• Trecho fornecido
::::
IA Revive Memórias: A Tecnologia Promete Contato Digital Com Entes Queridos Falecidos

Neste Dia de Finados, a tecnologia avança em uma nova direção: a possibilidade de contato digital com pessoas falecidas. Startups e centros de pesquisa exploram o uso da inteligência artificial (IA) para simular a presença, voz ou imagem de entes queridos que já se foram, oferecendo interações em texto e vídeo.

Diversas empresas já experimentam ferramentas que permitem conversar com “versões digitais” de pessoas mortas. Essas IAs são alimentadas por dados como mensagens, e-mails, vídeos, fotos e gravações de voz, gerando respostas baseadas em perfis construídos a partir dessas informações.

O Project December, por exemplo, permitia criar um chatbot simulando um falecido. A empresa Eternos desenvolveu uma plataforma que permitiu a um empreendedor criar uma versão digital de sua voz e presença para sua família interagir após sua morte. Pesquisadores da University of Cambridge se referem a essas entidades como “griefbots” ou “deadbots”.

Um estudo de 2024 antecipa que, em breve, será comum criar agentes de IA para interagir com entes queridos após a morte.

Usuários relatam que conversar com uma versão digital do ente amado oferece conforto no luto. A tecnologia também pode ajudar a preservar histórias, valores e memórias familiares, registrando entrevistas para serem acessadas via avatar digital. Para alguns, a possibilidade de deixar algo interativo para familiares pode parecer uma forma de estender o impacto de sua vida.

No entanto, especialistas alertam que o uso de IAs para “trazer de volta” os falecidos pode impedir a aceitação da morte e atrasar o luto. Questões sobre autenticidade, consentimento e manipulação também são levantadas. Quem define se a voz digital é realmente a da pessoa que se foi? Os perfis podem distorcer ou caricaturar o falecido?

Há preocupações com a comercialização da morte, com serviços pagos para criar avatares e manter uma presença digital após a morte, tornando crianças enlutadas mais vulneráveis.

A tecnologia redefine o que entendemos por “morrer”. Se alguém pode “continuar” digitalmente, como lidamos com legado, herança e ausência? A linha entre memória honrada e simulação inquietante pode se tornar tênue.

Questões regulatórias, o impacto psicológico a longo prazo e o papel dos direitos digitais após a morte são temas a serem debatidos, assim como a reação de diferentes culturas e religiões. É essencial garantir que essa tecnologia não se transforme em mais uma forma de alienação, substituindo o acolhimento humano por uma simulação.

Resta refletir se essa tecnologia substitui ou complementa a dor do luto, e a que custo emocional, ético e social. A morte continua sendo parte da vida, e talvez o que precisemos não seja tanto extensão digital, mas memória digna, afeto humano e a coragem de deixar ir quando for hora.
::::
• Dados de origem

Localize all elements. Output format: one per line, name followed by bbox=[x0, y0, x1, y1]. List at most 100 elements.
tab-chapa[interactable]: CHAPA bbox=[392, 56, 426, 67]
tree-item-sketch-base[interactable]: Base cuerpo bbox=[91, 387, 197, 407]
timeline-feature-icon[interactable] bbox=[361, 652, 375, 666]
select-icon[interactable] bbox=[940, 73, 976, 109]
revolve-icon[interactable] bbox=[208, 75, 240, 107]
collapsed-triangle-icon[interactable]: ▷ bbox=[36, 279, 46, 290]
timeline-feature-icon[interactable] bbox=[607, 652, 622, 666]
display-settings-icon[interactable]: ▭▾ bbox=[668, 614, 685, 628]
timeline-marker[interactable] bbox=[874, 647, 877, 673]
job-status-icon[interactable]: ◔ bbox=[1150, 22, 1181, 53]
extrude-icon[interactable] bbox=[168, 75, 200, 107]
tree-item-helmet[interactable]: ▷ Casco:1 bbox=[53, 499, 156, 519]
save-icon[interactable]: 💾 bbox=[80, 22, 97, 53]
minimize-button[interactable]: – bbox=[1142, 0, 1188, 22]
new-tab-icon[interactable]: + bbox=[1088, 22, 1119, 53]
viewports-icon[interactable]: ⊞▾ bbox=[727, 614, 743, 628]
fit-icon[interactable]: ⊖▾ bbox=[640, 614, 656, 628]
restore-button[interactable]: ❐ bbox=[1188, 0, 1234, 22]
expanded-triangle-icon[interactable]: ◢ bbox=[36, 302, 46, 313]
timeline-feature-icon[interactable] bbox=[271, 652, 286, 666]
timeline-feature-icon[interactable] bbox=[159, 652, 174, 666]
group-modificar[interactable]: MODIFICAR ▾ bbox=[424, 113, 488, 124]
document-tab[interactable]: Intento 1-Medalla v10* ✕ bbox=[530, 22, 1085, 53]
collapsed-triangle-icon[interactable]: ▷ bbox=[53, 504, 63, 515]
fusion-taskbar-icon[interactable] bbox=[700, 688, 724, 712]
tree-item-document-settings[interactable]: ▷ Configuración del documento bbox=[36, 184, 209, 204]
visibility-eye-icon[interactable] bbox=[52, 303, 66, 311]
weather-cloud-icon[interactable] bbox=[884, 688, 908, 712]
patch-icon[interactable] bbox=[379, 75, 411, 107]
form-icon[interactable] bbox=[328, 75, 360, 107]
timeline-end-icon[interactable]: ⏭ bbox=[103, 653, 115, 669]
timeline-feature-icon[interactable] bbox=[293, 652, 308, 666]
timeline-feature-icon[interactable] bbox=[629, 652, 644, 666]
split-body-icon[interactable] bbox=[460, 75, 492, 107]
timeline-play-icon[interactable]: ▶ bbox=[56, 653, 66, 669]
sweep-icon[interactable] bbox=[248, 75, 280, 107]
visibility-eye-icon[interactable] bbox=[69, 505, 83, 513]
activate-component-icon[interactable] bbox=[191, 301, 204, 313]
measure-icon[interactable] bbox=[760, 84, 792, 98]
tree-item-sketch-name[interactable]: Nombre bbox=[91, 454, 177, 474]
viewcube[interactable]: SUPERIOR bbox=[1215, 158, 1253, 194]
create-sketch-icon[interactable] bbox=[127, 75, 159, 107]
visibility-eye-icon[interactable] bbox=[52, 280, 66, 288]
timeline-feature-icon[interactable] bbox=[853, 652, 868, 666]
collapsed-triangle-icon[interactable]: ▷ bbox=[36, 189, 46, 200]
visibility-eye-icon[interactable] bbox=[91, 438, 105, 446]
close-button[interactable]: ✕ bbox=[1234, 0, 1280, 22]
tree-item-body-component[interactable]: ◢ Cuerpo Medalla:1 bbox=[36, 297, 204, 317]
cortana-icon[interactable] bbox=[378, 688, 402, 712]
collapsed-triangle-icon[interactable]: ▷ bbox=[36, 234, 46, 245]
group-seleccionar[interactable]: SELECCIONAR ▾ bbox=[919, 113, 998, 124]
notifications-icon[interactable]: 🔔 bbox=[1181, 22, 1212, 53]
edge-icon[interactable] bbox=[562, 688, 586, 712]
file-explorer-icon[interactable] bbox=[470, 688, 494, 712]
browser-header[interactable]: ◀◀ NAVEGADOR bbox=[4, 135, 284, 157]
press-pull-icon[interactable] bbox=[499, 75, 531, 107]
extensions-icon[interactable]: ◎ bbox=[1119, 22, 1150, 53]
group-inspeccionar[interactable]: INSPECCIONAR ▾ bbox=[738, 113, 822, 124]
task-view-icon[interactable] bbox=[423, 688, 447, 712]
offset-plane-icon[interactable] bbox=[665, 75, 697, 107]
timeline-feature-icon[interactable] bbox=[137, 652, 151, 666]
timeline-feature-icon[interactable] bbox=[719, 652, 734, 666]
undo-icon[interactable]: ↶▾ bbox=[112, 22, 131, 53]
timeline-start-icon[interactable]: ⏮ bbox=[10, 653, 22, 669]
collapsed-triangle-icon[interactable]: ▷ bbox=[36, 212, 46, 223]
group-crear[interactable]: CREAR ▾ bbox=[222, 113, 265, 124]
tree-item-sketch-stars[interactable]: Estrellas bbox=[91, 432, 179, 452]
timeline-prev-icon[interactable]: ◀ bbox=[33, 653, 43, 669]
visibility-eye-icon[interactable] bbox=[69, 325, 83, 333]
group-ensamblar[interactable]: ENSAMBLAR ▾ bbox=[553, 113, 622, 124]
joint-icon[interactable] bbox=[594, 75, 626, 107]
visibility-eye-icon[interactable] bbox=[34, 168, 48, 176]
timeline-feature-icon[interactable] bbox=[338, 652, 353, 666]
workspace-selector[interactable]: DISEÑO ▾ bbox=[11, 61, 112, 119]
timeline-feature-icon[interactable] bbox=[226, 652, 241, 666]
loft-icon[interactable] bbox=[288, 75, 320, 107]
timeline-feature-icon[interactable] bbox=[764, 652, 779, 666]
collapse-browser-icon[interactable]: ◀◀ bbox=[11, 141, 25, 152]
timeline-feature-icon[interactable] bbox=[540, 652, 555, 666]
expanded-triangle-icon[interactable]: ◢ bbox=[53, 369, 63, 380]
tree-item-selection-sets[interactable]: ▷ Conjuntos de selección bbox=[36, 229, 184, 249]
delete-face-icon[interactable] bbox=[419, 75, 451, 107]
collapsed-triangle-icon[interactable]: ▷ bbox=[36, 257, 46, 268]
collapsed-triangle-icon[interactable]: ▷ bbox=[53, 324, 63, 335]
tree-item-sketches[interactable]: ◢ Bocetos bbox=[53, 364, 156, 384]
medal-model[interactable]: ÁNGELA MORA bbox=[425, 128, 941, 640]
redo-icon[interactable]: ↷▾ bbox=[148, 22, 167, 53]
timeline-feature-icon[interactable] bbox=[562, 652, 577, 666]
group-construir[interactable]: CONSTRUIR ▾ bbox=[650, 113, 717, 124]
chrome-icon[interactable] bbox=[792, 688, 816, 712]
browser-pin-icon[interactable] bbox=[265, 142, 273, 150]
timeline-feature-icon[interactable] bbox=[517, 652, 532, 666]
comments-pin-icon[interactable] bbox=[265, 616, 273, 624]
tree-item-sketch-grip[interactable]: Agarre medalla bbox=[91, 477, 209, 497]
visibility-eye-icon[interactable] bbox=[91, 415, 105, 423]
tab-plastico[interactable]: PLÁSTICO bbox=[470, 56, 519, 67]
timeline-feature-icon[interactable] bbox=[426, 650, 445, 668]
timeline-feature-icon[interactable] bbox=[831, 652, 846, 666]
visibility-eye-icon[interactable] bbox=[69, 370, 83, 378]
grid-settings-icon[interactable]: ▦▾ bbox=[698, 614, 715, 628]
::::
• Instruções de trabalho
1) No texto sobre IA e entes falecidos, que nomes pesquisadores da University of Cambridge dão a essas entidades?
2) Atualize o trecho do texto sobre IA e entes falecidos entre "No entanto, especialistas" e "caricaturar o falecido?", inclusive, trocando "especialistas" por "psicólogos".
Baseie-se somente no texto sobre IA e entes falecidos.

• Lista de respostas
1) “Griefbots” ou “deadbots”.

2)
No entanto, psicólogos alertam que o uso de IAs para “trazer de volta” os falecidos pode impedir a aceitação da morte e atrasar o luto. Questões sobre autenticidade, consentimento e manipulação também são levantadas. Quem define se a voz digital é realmente a da pessoa que se foi? Os perfis podem distorcer ou caricaturar o falecido?